(Data records)
·····

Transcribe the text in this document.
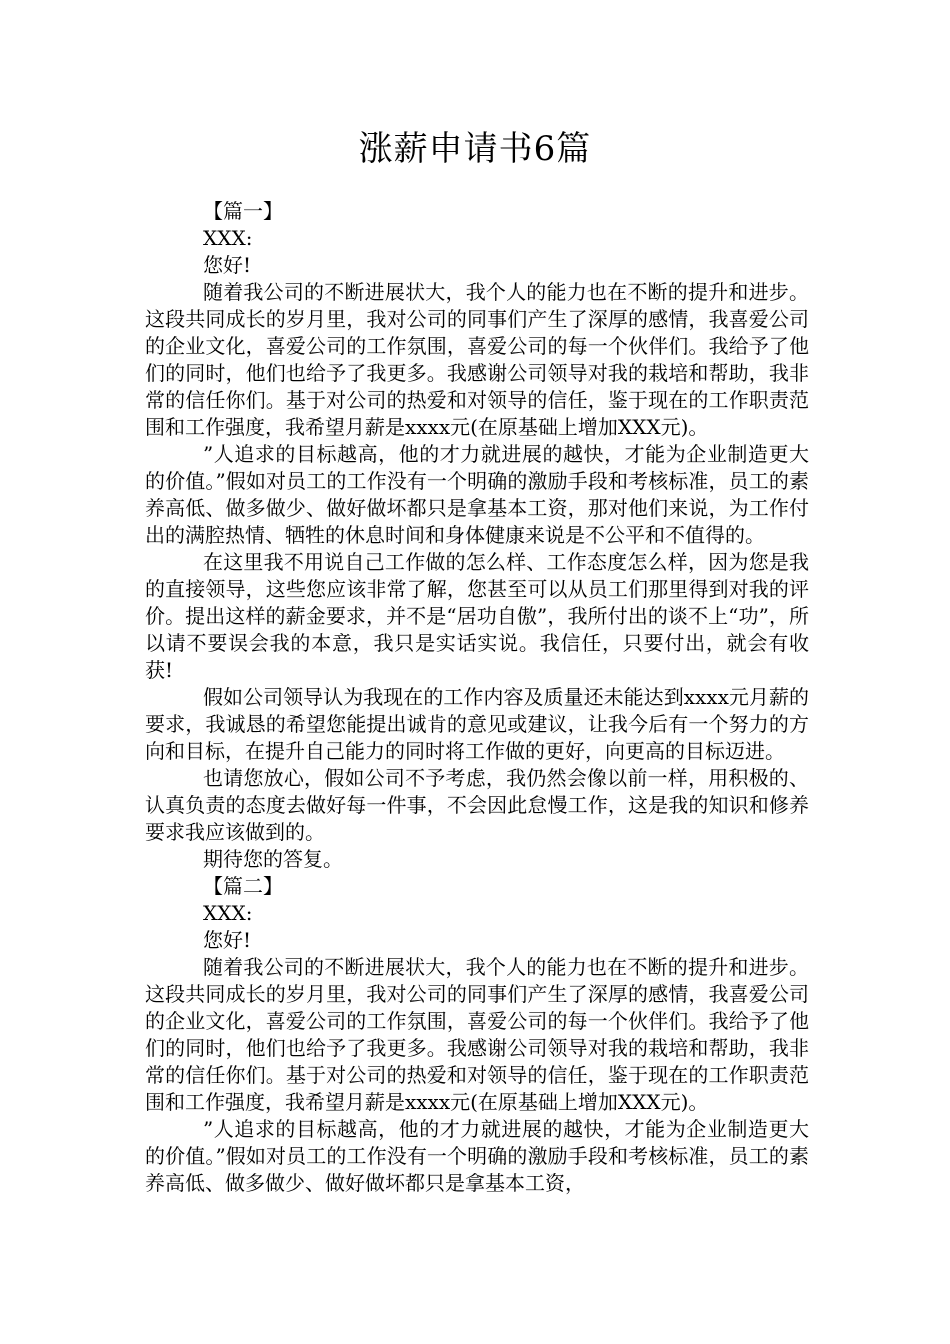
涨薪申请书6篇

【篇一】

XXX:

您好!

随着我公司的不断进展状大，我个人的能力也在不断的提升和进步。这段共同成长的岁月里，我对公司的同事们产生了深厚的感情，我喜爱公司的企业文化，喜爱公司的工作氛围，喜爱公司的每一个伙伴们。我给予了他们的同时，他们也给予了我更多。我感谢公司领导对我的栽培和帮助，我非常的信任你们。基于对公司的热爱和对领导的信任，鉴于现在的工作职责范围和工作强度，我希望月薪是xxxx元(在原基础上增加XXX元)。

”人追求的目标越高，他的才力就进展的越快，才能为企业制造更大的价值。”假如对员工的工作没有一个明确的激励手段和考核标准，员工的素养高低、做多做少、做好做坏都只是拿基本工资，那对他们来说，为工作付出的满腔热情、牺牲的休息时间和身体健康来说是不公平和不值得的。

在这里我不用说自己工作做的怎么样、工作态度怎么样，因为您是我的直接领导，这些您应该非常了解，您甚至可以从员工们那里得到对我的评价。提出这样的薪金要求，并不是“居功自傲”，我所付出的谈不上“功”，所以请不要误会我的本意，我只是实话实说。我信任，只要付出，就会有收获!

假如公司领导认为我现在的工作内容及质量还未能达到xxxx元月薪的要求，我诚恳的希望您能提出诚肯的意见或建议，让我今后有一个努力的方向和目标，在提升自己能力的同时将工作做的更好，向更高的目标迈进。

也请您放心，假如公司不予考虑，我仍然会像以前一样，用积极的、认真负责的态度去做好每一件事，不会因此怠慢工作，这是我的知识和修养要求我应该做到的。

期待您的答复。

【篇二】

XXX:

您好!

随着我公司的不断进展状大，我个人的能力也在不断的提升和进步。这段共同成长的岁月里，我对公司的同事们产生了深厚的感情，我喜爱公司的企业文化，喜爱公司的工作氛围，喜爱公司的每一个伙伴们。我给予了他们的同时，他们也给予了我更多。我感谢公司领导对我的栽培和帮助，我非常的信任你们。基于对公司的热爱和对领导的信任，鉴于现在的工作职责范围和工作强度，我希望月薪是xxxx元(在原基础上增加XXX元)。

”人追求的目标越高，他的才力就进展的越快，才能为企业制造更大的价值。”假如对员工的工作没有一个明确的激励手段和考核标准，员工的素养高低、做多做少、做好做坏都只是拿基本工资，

·····

> **TASK**
Reproduce the full listing faithfully, but do not carry over any pictures.

> **FINISHED TASK**
Transcribe the text in this document.
涨薪申请书6篇

【篇一】

XXX:

您好!

随着我公司的不断进展状大，我个人的能力也在不断的提升和进步。这段共同成长的岁月里，我对公司的同事们产生了深厚的感情，我喜爱公司的企业文化，喜爱公司的工作氛围，喜爱公司的每一个伙伴们。我给予了他们的同时，他们也给予了我更多。我感谢公司领导对我的栽培和帮助，我非常的信任你们。基于对公司的热爱和对领导的信任，鉴于现在的工作职责范围和工作强度，我希望月薪是xxxx元(在原基础上增加XXX元)。

”人追求的目标越高，他的才力就进展的越快，才能为企业制造更大的价值。”假如对员工的工作没有一个明确的激励手段和考核标准，员工的素养高低、做多做少、做好做坏都只是拿基本工资，那对他们来说，为工作付出的满腔热情、牺牲的休息时间和身体健康来说是不公平和不值得的。

在这里我不用说自己工作做的怎么样、工作态度怎么样，因为您是我的直接领导，这些您应该非常了解，您甚至可以从员工们那里得到对我的评价。提出这样的薪金要求，并不是“居功自傲”，我所付出的谈不上“功”，所以请不要误会我的本意，我只是实话实说。我信任，只要付出，就会有收获!

假如公司领导认为我现在的工作内容及质量还未能达到xxxx元月薪的要求，我诚恳的希望您能提出诚肯的意见或建议，让我今后有一个努力的方向和目标，在提升自己能力的同时将工作做的更好，向更高的目标迈进。

也请您放心，假如公司不予考虑，我仍然会像以前一样，用积极的、认真负责的态度去做好每一件事，不会因此怠慢工作，这是我的知识和修养要求我应该做到的。

期待您的答复。

【篇二】

XXX:

您好!

随着我公司的不断进展状大，我个人的能力也在不断的提升和进步。这段共同成长的岁月里，我对公司的同事们产生了深厚的感情，我喜爱公司的企业文化，喜爱公司的工作氛围，喜爱公司的每一个伙伴们。我给予了他们的同时，他们也给予了我更多。我感谢公司领导对我的栽培和帮助，我非常的信任你们。基于对公司的热爱和对领导的信任，鉴于现在的工作职责范围和工作强度，我希望月薪是xxxx元(在原基础上增加XXX元)。

”人追求的目标越高，他的才力就进展的越快，才能为企业制造更大的价值。”假如对员工的工作没有一个明确的激励手段和考核标准，员工的素养高低、做多做少、做好做坏都只是拿基本工资，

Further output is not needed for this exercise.